* EXERCISE
Look through the listing and locate every line containing the word "Change"; copy those lines.

* Data listing
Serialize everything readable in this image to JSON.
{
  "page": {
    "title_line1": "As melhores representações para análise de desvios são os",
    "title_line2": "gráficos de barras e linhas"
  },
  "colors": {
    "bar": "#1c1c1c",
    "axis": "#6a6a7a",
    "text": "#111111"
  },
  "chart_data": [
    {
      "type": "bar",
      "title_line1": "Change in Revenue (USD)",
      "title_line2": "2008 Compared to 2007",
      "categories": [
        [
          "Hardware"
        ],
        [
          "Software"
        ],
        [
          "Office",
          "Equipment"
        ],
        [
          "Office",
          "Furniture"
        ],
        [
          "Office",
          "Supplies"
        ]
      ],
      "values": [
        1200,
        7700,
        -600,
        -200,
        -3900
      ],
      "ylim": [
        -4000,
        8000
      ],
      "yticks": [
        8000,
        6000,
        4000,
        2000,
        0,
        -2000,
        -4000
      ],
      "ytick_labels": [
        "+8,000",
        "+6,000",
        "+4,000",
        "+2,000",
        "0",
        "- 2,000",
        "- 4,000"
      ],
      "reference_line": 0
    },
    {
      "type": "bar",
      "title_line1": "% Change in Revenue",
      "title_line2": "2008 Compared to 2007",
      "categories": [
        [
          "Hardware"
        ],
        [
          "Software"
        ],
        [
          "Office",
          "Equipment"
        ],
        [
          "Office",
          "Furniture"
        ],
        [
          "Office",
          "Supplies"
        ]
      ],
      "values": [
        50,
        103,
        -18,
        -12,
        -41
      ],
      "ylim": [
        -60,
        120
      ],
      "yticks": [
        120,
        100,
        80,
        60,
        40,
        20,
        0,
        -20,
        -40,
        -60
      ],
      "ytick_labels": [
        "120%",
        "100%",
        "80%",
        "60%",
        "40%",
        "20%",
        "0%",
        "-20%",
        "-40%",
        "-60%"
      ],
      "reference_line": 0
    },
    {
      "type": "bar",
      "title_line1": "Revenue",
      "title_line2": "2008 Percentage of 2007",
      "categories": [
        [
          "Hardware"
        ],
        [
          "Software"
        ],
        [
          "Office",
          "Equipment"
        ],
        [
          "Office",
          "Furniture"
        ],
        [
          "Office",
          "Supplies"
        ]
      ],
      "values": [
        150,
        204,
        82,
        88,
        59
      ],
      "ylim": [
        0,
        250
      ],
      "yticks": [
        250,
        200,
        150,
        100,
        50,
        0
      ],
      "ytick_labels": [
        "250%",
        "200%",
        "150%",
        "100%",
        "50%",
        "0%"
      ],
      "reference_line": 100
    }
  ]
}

* CORRECT RESPONSE
      "title_line1": "Change in Revenue (USD)",
      "title_line1": "% Change in Revenue",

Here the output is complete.